-- Begin --

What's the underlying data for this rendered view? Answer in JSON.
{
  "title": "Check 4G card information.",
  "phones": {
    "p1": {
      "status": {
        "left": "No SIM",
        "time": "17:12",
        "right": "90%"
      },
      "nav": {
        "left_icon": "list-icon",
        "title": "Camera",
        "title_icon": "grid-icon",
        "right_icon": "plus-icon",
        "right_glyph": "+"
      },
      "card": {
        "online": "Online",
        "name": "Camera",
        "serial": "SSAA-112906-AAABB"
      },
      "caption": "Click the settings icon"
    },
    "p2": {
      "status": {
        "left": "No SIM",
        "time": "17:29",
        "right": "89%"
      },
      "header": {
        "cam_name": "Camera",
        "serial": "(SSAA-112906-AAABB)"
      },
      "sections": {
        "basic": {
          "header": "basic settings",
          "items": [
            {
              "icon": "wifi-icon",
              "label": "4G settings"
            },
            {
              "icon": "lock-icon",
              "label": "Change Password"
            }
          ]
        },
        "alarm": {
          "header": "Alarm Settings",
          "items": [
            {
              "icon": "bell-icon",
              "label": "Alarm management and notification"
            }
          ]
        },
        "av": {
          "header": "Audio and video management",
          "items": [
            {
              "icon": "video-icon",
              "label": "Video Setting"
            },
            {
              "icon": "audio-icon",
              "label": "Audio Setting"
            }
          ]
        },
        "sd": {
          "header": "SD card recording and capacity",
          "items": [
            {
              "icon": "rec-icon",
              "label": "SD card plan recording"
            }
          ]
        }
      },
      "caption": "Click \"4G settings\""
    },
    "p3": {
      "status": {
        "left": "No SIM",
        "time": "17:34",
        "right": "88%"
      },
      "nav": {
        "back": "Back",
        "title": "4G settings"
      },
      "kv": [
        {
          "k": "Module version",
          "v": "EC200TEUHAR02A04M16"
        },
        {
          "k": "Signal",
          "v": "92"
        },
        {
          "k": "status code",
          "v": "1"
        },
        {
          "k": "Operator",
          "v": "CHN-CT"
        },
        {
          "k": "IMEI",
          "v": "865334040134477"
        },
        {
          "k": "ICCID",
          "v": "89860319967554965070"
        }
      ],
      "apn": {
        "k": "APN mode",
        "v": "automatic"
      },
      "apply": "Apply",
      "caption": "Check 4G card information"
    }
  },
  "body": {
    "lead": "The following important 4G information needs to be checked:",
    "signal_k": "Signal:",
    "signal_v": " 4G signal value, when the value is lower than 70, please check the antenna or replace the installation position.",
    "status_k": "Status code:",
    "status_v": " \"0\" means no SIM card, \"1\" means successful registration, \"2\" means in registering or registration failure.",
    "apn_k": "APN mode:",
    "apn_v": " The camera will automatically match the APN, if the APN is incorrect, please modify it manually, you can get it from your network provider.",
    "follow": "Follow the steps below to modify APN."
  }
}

-- End --

Every line of the data above should be reproduced word for word.

What's the underlying data for this rendered view? Answer in JSON.
{
  "title": "Check 4G card information.",
  "phones": {
    "p1": {
      "status": {
        "left": "No SIM",
        "time": "17:12",
        "right": "90%"
      },
      "nav": {
        "left_icon": "list-icon",
        "title": "Camera",
        "title_icon": "grid-icon",
        "right_icon": "plus-icon",
        "right_glyph": "+"
      },
      "card": {
        "online": "Online",
        "name": "Camera",
        "serial": "SSAA-112906-AAABB"
      },
      "caption": "Click the settings icon"
    },
    "p2": {
      "status": {
        "left": "No SIM",
        "time": "17:29",
        "right": "89%"
      },
      "header": {
        "cam_name": "Camera",
        "serial": "(SSAA-112906-AAABB)"
      },
      "sections": {
        "basic": {
          "header": "basic settings",
          "items": [
            {
              "icon": "wifi-icon",
              "label": "4G settings"
            },
            {
              "icon": "lock-icon",
              "label": "Change Password"
            }
          ]
        },
        "alarm": {
          "header": "Alarm Settings",
          "items": [
            {
              "icon": "bell-icon",
              "label": "Alarm management and notification"
            }
          ]
        },
        "av": {
          "header": "Audio and video management",
          "items": [
            {
              "icon": "video-icon",
              "label": "Video Setting"
            },
            {
              "icon": "audio-icon",
              "label": "Audio Setting"
            }
          ]
        },
        "sd": {
          "header": "SD card recording and capacity",
          "items": [
            {
              "icon": "rec-icon",
              "label": "SD card plan recording"
            }
          ]
        }
      },
      "caption": "Click \"4G settings\""
    },
    "p3": {
      "status": {
        "left": "No SIM",
        "time": "17:34",
        "right": "88%"
      },
      "nav": {
        "back": "Back",
        "title": "4G settings"
      },
      "kv": [
        {
          "k": "Module version",
          "v": "EC200TEUHAR02A04M16"
        },
        {
          "k": "Signal",
          "v": "92"
        },
        {
          "k": "status code",
          "v": "1"
        },
        {
          "k": "Operator",
          "v": "CHN-CT"
        },
        {
          "k": "IMEI",
          "v": "865334040134477"
        },
        {
          "k": "ICCID",
          "v": "89860319967554965070"
        }
      ],
      "apn": {
        "k": "APN mode",
        "v": "automatic"
      },
      "apply": "Apply",
      "caption": "Check 4G card information"
    }
  },
  "body": {
    "lead": "The following important 4G information needs to be checked:",
    "signal_k": "Signal:",
    "signal_v": " 4G signal value, when the value is lower than 70, please check the antenna or replace the installation position.",
    "status_k": "Status code:",
    "status_v": " \"0\" means no SIM card, \"1\" means successful registration, \"2\" means in registering or registration failure.",
    "apn_k": "APN mode:",
    "apn_v": " The camera will automatically match the APN, if the APN is incorrect, please modify it manually, you can get it from your network provider.",
    "follow": "Follow the steps below to modify APN."
  }
}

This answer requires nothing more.